Start of Records
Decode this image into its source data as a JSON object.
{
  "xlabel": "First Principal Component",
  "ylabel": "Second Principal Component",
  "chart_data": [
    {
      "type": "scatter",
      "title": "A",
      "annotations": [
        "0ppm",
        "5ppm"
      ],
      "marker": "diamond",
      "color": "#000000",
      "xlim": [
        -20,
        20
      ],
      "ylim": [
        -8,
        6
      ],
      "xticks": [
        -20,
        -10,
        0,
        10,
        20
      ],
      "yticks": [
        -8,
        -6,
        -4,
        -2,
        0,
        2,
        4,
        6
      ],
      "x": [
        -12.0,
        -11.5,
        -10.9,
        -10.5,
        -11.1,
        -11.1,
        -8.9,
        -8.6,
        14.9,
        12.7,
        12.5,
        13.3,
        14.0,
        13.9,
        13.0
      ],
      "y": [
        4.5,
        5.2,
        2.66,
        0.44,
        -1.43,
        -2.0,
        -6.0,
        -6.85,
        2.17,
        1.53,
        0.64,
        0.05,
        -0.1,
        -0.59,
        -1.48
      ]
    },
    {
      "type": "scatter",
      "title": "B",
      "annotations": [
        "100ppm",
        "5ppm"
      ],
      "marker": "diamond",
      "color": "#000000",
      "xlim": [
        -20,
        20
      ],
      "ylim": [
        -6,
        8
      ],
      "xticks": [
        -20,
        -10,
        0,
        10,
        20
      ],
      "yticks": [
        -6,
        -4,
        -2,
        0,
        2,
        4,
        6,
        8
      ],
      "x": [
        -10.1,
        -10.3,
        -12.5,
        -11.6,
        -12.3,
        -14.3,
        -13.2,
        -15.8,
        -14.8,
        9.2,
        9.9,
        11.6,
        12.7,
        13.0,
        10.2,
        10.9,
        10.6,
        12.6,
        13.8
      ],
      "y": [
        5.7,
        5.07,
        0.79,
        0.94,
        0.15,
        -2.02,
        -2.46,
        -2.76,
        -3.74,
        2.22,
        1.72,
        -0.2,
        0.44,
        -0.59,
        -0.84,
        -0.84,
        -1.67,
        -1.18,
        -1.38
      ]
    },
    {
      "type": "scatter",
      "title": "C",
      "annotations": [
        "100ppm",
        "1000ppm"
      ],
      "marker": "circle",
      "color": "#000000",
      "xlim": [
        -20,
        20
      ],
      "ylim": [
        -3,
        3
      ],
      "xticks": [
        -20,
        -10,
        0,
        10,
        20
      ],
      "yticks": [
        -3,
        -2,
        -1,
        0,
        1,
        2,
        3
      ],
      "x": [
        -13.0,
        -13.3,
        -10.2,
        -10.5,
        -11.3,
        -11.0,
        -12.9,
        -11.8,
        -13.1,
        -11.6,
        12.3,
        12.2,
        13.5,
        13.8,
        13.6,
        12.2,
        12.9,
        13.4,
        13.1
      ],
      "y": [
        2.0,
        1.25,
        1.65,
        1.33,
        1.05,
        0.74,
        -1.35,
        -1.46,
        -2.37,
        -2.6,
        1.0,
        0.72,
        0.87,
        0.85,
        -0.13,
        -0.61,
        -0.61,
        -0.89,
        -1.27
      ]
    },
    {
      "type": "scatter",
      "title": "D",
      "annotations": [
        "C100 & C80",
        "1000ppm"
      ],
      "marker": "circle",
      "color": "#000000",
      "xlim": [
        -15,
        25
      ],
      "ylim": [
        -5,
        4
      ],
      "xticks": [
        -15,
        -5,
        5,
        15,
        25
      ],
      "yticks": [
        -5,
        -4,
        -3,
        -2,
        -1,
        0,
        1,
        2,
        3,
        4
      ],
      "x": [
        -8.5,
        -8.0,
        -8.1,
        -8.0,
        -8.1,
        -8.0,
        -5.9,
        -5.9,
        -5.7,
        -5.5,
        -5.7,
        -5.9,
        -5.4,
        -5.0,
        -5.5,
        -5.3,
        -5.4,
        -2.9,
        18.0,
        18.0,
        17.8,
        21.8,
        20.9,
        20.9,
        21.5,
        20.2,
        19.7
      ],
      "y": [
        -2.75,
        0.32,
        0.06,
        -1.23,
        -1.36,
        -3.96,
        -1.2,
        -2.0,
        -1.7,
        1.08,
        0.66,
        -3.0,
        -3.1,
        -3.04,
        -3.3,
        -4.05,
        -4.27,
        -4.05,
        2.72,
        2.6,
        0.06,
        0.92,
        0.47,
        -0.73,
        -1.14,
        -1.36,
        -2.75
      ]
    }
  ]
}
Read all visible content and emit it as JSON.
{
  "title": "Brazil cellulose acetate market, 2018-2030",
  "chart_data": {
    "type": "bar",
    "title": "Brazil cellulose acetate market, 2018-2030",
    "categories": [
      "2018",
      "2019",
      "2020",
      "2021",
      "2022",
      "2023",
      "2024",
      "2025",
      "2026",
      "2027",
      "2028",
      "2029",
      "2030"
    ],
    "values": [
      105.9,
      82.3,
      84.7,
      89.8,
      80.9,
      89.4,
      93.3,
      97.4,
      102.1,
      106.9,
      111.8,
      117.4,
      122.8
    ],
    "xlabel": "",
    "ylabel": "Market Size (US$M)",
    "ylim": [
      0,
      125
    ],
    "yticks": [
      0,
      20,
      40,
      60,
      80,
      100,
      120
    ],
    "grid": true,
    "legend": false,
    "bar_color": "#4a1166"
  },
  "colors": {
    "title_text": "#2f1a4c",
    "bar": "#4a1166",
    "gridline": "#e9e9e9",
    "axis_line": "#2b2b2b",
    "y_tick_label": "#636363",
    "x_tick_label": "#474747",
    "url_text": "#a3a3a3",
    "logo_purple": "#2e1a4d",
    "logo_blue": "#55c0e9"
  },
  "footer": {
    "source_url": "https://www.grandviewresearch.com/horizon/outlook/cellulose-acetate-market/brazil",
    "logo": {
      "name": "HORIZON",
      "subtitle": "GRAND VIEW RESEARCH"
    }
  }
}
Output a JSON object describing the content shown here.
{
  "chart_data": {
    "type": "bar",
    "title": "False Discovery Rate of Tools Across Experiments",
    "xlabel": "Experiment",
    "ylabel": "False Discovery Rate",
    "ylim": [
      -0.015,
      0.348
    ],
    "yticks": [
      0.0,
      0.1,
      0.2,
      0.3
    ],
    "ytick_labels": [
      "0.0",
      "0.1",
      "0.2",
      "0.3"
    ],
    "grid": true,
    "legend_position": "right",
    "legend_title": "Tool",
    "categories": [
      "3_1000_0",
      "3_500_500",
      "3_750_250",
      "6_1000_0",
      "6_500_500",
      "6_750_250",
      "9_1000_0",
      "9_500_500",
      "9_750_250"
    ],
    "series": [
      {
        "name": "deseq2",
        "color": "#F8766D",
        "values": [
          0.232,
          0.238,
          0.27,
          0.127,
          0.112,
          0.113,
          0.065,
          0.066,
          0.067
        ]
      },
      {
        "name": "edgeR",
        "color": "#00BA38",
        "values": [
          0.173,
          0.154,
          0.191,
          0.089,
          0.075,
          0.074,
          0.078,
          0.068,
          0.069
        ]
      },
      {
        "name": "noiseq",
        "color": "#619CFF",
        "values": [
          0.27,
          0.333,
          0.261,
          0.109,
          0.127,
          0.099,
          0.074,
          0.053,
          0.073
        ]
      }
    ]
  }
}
End of Records
- [Directions for this task]: Sift the material for lines with the string "acetate". Copy each one found.

- [Worked answer]:
  "title": "Brazil cellulose acetate market, 2018-2030",
    "title": "Brazil cellulose acetate market, 2018-2030",
    "source_url": "https://www.grandviewresearch.com/horizon/outlook/cellulose-acetate-market/brazil",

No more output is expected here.